[BEGIN Data supplied]

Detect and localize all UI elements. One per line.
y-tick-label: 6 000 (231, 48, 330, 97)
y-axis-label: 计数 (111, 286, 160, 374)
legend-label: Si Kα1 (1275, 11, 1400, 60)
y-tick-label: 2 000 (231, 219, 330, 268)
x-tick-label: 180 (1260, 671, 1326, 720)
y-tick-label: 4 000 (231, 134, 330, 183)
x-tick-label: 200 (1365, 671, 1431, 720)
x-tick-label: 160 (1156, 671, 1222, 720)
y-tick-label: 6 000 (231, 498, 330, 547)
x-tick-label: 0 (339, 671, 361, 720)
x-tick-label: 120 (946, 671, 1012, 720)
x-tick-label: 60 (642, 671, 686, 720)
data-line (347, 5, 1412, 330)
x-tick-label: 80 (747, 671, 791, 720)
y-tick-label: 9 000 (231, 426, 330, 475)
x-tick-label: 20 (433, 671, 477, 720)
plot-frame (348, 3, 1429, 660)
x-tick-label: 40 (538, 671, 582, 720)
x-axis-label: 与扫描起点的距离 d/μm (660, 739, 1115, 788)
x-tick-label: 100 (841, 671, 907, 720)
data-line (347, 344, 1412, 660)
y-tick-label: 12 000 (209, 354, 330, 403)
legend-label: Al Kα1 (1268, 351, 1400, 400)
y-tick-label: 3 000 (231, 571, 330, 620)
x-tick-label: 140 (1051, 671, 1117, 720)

[END Data supplied]

What you need to do: Switch "plot-frame" to "plot-area" in the listing from its first line through the line containing "data-line (347, 344, 1412, 660)", inclusive. Reproduce only those lines, leaving everything else unchanged.

Written response:
Detect and localize all UI elements. One per line.
y-tick-label: 6 000 (231, 48, 330, 97)
y-axis-label: 计数 (111, 286, 160, 374)
legend-label: Si Kα1 (1275, 11, 1400, 60)
y-tick-label: 2 000 (231, 219, 330, 268)
x-tick-label: 180 (1260, 671, 1326, 720)
y-tick-label: 4 000 (231, 134, 330, 183)
x-tick-label: 200 (1365, 671, 1431, 720)
x-tick-label: 160 (1156, 671, 1222, 720)
y-tick-label: 6 000 (231, 498, 330, 547)
x-tick-label: 0 (339, 671, 361, 720)
x-tick-label: 120 (946, 671, 1012, 720)
x-tick-label: 60 (642, 671, 686, 720)
data-line (347, 5, 1412, 330)
x-tick-label: 80 (747, 671, 791, 720)
y-tick-label: 9 000 (231, 426, 330, 475)
x-tick-label: 20 (433, 671, 477, 720)
plot-area (348, 3, 1429, 660)
x-tick-label: 40 (538, 671, 582, 720)
x-axis-label: 与扫描起点的距离 d/μm (660, 739, 1115, 788)
x-tick-label: 100 (841, 671, 907, 720)
data-line (347, 344, 1412, 660)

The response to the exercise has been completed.